### Material provided
■ ■ ■ ■ ■ ■ ■
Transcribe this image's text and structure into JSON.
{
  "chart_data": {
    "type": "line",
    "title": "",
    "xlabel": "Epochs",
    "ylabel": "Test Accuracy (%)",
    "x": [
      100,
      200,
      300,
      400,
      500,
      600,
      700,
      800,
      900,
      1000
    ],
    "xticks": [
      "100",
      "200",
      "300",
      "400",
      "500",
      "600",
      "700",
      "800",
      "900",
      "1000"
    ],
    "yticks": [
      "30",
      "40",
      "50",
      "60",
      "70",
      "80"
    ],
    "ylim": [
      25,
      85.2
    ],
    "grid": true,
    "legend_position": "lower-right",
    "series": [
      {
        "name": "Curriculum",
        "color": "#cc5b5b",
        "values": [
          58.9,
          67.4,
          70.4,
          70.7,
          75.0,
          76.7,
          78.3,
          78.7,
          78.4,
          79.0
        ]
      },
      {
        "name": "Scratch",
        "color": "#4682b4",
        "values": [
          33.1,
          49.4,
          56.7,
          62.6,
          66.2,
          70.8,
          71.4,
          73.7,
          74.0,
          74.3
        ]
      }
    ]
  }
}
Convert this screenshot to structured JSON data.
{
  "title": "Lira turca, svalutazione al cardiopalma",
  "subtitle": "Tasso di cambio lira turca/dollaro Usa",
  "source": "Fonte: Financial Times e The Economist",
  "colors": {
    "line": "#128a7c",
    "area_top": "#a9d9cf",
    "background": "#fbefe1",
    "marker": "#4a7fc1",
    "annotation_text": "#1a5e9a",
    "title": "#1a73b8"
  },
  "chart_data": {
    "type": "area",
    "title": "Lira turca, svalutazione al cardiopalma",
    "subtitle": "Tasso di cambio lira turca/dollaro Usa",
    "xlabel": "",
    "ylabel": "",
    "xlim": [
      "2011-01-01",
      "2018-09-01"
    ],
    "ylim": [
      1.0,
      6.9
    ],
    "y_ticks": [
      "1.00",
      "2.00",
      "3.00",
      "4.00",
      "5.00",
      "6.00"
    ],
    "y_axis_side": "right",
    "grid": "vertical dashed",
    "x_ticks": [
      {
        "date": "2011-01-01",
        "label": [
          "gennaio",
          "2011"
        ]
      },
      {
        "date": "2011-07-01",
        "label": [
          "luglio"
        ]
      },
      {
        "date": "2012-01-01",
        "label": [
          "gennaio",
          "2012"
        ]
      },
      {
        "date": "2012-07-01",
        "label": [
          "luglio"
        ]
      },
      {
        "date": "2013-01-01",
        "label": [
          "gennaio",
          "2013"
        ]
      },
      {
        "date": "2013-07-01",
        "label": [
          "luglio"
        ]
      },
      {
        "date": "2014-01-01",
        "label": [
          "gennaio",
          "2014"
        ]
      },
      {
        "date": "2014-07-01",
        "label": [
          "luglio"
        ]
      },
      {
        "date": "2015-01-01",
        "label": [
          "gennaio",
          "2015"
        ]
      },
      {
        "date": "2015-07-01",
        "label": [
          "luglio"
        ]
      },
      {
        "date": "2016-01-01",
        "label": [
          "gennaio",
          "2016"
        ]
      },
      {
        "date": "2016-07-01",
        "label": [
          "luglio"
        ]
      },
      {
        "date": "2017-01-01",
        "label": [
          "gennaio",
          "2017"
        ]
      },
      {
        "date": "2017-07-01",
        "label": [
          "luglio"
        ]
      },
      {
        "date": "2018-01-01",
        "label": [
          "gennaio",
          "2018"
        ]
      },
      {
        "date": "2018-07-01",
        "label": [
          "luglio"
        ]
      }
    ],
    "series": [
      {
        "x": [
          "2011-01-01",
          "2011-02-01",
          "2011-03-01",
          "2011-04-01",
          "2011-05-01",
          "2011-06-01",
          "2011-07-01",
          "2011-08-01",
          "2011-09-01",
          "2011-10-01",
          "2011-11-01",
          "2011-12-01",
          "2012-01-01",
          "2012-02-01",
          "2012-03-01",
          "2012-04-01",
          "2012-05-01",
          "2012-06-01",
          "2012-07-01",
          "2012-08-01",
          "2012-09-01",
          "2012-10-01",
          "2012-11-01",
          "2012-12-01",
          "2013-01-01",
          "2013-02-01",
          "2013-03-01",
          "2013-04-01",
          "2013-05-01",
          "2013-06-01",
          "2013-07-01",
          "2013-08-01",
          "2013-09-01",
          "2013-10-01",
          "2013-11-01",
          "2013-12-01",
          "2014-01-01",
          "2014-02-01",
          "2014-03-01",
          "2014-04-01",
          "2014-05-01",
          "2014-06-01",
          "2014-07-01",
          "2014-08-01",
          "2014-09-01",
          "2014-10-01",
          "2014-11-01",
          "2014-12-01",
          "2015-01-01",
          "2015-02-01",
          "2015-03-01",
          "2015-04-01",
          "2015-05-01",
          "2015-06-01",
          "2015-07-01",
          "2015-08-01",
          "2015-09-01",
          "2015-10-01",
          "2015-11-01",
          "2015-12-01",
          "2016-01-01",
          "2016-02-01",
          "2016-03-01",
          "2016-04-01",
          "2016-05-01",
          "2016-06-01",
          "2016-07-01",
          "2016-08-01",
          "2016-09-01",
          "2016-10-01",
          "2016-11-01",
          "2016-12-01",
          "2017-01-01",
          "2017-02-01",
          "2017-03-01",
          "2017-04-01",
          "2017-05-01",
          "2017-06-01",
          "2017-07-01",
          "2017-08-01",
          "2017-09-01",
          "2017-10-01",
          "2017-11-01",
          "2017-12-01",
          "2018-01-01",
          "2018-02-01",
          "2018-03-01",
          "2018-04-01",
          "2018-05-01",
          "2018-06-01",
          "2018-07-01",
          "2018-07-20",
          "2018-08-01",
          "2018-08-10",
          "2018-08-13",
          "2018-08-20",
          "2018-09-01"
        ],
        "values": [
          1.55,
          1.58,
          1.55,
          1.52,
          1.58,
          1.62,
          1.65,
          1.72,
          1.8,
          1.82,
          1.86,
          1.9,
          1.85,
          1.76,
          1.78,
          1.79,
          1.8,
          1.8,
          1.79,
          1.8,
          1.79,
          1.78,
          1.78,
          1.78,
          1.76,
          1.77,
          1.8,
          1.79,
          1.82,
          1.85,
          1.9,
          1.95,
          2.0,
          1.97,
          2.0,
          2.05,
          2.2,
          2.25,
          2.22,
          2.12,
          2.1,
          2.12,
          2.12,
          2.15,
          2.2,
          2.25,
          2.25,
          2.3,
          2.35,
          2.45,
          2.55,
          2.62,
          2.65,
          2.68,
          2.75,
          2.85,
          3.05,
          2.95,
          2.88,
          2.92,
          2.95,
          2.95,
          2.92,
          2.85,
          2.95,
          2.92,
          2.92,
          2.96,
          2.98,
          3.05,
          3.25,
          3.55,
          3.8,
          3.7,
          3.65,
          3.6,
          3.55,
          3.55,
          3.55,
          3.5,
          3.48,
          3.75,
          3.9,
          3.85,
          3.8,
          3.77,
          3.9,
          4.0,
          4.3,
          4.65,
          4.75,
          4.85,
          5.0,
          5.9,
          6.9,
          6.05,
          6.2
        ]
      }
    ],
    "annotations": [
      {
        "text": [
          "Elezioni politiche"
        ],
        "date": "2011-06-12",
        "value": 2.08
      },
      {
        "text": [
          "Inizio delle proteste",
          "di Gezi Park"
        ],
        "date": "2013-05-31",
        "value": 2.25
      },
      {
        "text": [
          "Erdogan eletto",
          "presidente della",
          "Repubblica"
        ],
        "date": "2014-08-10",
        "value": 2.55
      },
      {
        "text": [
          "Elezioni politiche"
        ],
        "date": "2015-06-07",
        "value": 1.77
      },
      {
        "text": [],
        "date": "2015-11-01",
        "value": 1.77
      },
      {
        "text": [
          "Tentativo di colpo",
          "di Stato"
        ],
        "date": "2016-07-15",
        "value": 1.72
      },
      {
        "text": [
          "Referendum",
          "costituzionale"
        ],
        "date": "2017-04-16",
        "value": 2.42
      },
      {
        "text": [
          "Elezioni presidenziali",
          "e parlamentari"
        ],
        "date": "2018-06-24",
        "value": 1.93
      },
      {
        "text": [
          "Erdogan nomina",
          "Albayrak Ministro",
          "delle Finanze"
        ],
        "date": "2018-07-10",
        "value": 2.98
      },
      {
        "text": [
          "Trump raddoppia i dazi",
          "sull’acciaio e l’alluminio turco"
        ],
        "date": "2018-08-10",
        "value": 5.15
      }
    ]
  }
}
■ ■ ■ ■ ■ ■ ■
### To do
From the listing, tally every line with the word "turca" in it and give only the tally.

### Written answer
4